Written task - Scan the entries below for the word "también". Copy each line that has it.

§ §

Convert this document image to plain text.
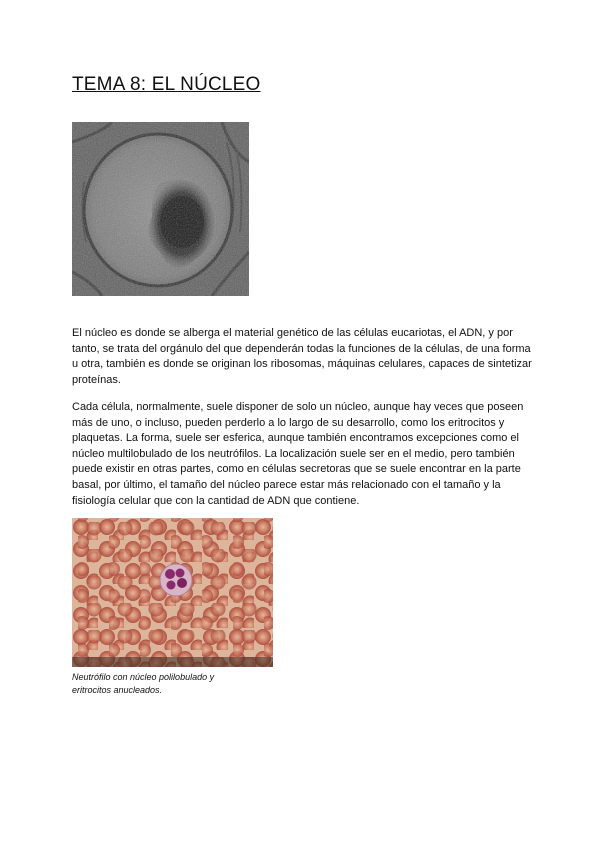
TEMA 8: EL NÚCLEO

El núcleo es donde se alberga el material genético de las células eucariotas, el ADN, y por tanto, se trata del orgánulo del que dependerán todas la funciones de la células, de una forma u otra, también es donde se originan los ribosomas, máquinas celulares, capaces de sintetizar proteínas.

Cada célula, normalmente, suele disponer de solo un núcleo, aunque hay veces que poseen más de uno, o incluso, pueden perderlo a lo largo de su desarrollo, como los eritrocitos y plaquetas. La forma, suele ser esferica, aunque también encontramos excepciones como el núcleo multilobulado de los neutrófilos. La localización suele ser en el medio, pero también puede existir en otras partes, como en células secretoras que se suele encontrar en la parte basal, por último, el tamaño del núcleo parece estar más relacionado con el tamaño y la fisiología celular que con la cantidad de ADN que contiene.

Neutrófilo con núcleo polilobulado y eritrocitos anucleados.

§ §

Solved problem -
El núcleo es donde se alberga el material genético de las células eucariotas, el ADN, y por tanto, se trata del orgánulo del que dependerán todas la funciones de la células, de una forma u otra, también es donde se originan los ribosomas, máquinas celulares, capaces de sintetizar proteínas.
Cada célula, normalmente, suele disponer de solo un núcleo, aunque hay veces que poseen más de uno, o incluso, pueden perderlo a lo largo de su desarrollo, como los eritrocitos y plaquetas. La forma, suele ser esferica, aunque también encontramos excepciones como el núcleo multilobulado de los neutrófilos. La localización suele ser en el medio, pero también puede existir en otras partes, como en células secretoras que se suele encontrar en la parte basal, por último, el tamaño del núcleo parece estar más relacionado con el tamaño y la fisiología celular que con la cantidad de ADN que contiene.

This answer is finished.